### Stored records
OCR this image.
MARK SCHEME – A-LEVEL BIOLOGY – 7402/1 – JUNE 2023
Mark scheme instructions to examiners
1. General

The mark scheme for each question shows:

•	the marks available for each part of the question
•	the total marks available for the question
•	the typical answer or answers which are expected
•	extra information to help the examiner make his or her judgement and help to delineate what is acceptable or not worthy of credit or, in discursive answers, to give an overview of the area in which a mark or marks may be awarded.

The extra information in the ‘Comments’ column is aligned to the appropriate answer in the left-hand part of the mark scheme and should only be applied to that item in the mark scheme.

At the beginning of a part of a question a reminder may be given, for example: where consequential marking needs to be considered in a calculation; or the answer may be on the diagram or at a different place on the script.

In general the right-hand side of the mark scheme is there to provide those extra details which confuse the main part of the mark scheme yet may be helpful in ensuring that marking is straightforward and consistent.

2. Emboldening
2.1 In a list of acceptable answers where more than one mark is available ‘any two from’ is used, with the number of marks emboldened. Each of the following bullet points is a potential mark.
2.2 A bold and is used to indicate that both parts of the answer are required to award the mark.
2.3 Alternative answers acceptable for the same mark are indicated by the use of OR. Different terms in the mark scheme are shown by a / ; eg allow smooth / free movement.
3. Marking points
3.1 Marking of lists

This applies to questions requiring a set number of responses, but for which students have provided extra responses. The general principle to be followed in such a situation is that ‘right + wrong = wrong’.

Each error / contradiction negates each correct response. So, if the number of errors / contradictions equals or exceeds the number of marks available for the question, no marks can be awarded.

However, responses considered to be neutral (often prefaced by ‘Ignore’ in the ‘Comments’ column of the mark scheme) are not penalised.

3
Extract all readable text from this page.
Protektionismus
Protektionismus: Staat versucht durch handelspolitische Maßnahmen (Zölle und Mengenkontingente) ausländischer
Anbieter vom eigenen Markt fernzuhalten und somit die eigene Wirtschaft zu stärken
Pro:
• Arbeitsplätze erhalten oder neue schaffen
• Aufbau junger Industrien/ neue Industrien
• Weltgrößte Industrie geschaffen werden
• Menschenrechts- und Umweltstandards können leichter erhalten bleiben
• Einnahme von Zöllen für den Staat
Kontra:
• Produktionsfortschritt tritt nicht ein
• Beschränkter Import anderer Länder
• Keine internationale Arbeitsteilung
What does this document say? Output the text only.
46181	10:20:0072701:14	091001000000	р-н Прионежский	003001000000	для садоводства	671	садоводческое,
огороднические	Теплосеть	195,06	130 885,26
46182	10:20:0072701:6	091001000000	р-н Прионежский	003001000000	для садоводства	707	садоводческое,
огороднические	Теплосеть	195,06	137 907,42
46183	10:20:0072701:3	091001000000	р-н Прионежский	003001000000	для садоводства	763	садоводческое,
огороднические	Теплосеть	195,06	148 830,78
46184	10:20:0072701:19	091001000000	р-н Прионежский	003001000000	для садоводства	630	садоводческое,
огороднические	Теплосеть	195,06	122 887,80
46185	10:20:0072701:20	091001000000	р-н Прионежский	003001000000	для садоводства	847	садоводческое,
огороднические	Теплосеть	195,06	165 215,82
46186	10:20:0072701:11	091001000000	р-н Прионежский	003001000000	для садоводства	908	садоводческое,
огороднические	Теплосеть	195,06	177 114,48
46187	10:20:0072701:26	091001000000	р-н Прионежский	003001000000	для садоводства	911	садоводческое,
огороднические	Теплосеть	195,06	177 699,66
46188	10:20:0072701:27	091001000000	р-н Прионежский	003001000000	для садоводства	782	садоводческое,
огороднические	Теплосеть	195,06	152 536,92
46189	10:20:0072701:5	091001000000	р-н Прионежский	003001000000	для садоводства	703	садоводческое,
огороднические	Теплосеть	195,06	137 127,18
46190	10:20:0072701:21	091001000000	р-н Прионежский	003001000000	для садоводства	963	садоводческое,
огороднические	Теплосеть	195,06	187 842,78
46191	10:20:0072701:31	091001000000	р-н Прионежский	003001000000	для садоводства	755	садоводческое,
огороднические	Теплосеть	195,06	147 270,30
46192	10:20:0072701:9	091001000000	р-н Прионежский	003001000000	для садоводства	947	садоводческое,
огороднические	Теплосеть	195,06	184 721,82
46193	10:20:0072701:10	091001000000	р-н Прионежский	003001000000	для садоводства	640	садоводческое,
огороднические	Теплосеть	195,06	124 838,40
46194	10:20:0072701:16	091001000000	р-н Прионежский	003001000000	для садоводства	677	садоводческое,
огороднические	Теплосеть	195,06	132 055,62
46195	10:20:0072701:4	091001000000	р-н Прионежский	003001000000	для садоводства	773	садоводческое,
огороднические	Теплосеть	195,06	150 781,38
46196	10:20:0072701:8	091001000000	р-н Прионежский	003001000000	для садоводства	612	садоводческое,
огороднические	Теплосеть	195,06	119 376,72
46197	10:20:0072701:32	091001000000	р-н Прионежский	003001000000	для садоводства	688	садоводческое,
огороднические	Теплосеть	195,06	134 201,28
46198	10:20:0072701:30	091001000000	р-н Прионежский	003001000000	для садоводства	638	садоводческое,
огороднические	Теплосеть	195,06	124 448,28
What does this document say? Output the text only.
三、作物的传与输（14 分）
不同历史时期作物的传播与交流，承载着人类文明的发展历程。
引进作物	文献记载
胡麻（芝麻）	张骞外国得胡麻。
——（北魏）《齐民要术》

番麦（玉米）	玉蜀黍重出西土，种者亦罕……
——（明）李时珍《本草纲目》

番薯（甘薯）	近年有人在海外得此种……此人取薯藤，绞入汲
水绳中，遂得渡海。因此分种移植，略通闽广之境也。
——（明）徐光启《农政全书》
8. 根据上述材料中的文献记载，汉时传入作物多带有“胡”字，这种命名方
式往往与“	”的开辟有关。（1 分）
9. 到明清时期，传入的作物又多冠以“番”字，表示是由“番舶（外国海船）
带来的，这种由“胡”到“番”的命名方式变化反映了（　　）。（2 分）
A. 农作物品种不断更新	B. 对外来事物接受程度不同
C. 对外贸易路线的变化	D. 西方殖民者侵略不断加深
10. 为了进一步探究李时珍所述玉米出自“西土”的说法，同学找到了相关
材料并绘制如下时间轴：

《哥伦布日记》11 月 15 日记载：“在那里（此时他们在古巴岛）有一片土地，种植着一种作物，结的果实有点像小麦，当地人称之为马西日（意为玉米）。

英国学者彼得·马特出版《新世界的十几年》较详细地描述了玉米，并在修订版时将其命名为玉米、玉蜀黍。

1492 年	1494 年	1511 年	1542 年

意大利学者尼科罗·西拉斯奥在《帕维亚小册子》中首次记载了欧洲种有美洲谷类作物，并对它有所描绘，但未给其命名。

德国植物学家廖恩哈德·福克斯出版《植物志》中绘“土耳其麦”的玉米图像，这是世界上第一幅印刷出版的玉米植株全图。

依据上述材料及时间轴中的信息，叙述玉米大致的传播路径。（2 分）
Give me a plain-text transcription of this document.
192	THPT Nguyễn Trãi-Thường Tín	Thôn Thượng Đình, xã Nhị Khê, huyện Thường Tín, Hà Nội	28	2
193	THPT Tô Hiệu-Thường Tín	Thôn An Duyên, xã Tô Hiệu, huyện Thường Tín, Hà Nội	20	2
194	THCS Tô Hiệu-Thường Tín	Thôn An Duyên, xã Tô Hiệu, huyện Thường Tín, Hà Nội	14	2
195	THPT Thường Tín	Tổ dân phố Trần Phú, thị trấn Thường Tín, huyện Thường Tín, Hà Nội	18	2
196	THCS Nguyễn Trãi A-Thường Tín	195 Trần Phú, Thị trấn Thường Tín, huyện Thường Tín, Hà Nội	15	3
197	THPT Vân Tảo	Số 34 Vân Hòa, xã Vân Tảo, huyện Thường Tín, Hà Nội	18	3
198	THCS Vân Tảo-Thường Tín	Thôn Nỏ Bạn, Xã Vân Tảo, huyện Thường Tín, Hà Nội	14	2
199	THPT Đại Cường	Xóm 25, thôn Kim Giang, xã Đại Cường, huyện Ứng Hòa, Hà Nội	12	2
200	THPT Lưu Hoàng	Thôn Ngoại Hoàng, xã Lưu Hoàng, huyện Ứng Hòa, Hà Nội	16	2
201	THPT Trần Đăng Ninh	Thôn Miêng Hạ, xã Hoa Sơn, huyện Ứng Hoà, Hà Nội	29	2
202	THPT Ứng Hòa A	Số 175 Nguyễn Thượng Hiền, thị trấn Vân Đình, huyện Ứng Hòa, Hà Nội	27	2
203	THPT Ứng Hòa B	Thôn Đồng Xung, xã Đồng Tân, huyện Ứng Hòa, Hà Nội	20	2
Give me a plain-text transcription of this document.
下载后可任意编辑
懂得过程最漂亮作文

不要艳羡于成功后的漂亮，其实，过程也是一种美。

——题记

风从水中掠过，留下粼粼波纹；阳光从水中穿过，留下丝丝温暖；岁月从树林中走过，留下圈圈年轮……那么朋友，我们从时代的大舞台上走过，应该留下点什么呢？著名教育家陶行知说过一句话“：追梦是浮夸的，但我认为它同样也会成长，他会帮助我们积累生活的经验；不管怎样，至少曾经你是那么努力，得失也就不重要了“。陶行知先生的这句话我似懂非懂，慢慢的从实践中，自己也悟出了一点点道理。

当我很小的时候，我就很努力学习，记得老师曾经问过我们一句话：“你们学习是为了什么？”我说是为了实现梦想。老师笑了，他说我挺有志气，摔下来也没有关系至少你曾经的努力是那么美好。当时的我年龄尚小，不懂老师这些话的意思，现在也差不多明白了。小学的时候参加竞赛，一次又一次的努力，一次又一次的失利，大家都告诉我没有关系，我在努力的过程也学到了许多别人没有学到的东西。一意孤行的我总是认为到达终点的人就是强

### TASK BRIEF
Copy out each line of the entries that holds "Comments".

### EXPECTED OUTPUT
The extra information in the ‘Comments’ column is aligned to the appropriate answer in the left-hand part of the mark scheme and should only be applied to that item in the mark scheme.
However, responses considered to be neutral (often prefaced by ‘Ignore’ in the ‘Comments’ column of the mark scheme) are not penalised.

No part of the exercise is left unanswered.